--- Start DATA FOR THIS TASK ---
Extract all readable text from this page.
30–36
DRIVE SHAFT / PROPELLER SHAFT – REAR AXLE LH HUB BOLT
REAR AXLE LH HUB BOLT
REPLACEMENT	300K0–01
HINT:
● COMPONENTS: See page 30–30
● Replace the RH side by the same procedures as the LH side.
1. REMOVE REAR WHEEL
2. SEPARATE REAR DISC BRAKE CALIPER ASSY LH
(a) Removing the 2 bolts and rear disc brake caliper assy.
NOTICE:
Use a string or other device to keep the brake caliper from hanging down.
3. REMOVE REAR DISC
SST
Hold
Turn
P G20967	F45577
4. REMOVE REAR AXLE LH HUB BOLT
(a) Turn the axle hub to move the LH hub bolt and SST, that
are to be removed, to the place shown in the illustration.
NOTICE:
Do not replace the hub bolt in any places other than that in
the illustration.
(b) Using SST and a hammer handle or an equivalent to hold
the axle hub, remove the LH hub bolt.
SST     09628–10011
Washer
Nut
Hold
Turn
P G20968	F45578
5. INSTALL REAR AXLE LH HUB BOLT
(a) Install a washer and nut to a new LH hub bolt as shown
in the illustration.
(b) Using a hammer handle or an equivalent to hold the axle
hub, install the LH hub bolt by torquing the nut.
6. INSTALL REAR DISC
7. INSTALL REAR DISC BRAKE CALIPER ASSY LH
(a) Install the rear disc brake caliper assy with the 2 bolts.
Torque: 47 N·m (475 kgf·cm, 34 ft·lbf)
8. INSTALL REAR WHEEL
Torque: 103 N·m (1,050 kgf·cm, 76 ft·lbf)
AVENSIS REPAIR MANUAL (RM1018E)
--- End DATA FOR THIS TASK ---
DIRECTIONS:
Filter the entries down to the lines containing "bolts". Copy each of those lines.

FULL ANSWER:
(a) Removing the 2 bolts and rear disc brake caliper assy.
(a) Install the rear disc brake caliper assy with the 2 bolts.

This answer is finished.